Exercise brief: Leave the pictures out, and retype all of the material exactly as written.

[Data entries]
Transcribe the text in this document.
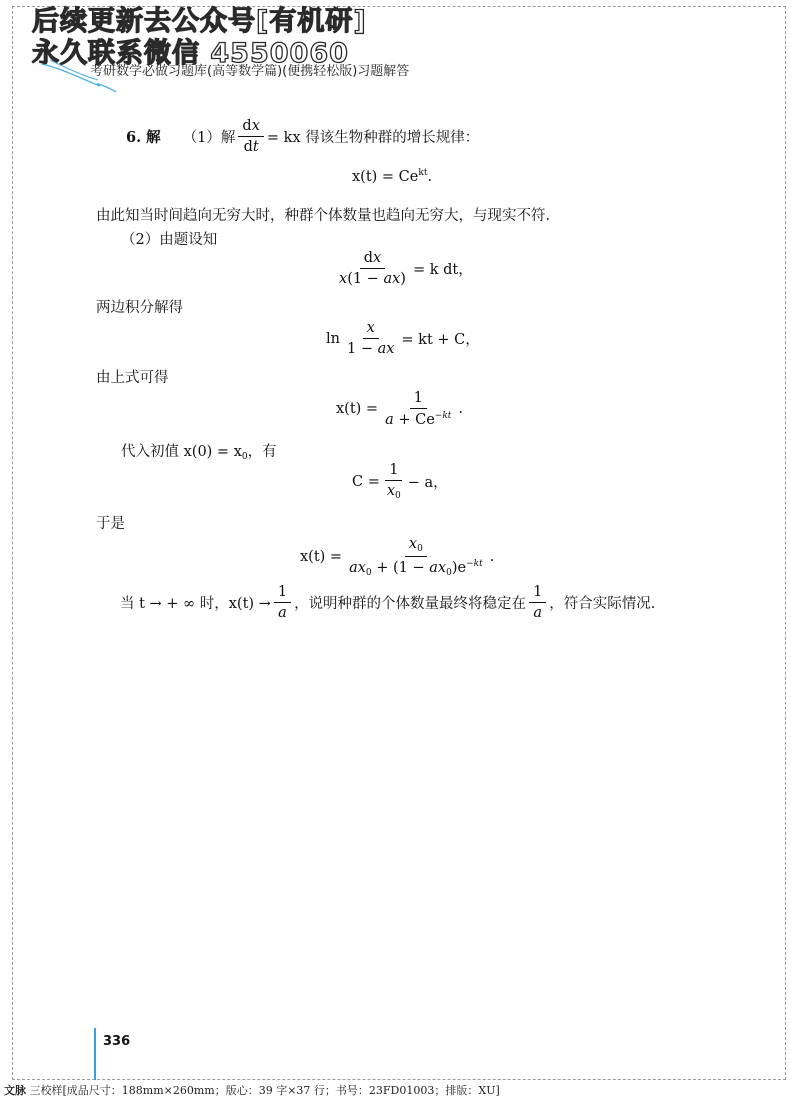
后续更新去公众号[有机研]
永久联系微信 4550060
考研数学必做习题库(高等数学篇)(便携轻松版)习题解答
6. 解 （1）解 $\frac{dx}{dt}$ = kx 得该生物种群的增长规律：
$x(t) = Ce^{kt}$.
由此知当时间趋向无穷大时，种群个体数量也趋向无穷大，与现实不符.
（2）由题设知
$\frac{dx}{x(1 - ax)} = k$ dt，
两边积分解得
$\ln \frac{x}{1 - ax}$ = kt + C，
由上式可得
$x(t) = \frac{1}{a + Ce^{-kt}}$ .
代入初值 $x(0) = x_0$，有
$C = \frac{1}{x_0} - a$，
于是
$x(t) = \frac{x_0}{ax_0 + (1 - ax_0)e^{-kt}}$ .
当 t → + ∞ 时，$x(t) \to \frac{1}{a}$ ，说明种群的个体数量最终将稳定在 $\frac{1}{a}$ ，符合实际情况.
336
文脉 三校样[成品尺寸：188mm×260mm；版心：39 字×37 行；书号：23FD01003；排版：XU]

Correct response:
Transcribe the text in this document.
后续更新去公众号[有机研]
永久联系微信 4550060
考研数学必做习题库(高等数学篇)(便携轻松版)习题解答
6. 解 （1）解 $\frac{dx}{dt}$ = kx 得该生物种群的增长规律：
$x(t) = Ce^{kt}$.
由此知当时间趋向无穷大时，种群个体数量也趋向无穷大，与现实不符.
（2）由题设知
$\frac{dx}{x(1 - ax)} = k$ dt，
两边积分解得
$\ln \frac{x}{1 - ax}$ = kt + C，
由上式可得
$x(t) = \frac{1}{a + Ce^{-kt}}$ .
代入初值 $x(0) = x_0$，有
$C = \frac{1}{x_0} - a$，
于是
$x(t) = \frac{x_0}{ax_0 + (1 - ax_0)e^{-kt}}$ .
当 t → + ∞ 时，$x(t) \to \frac{1}{a}$ ，说明种群的个体数量最终将稳定在 $\frac{1}{a}$ ，符合实际情况.
336
文脉 三校样[成品尺寸：188mm×260mm；版心：39 字×37 行；书号：23FD01003；排版：XU]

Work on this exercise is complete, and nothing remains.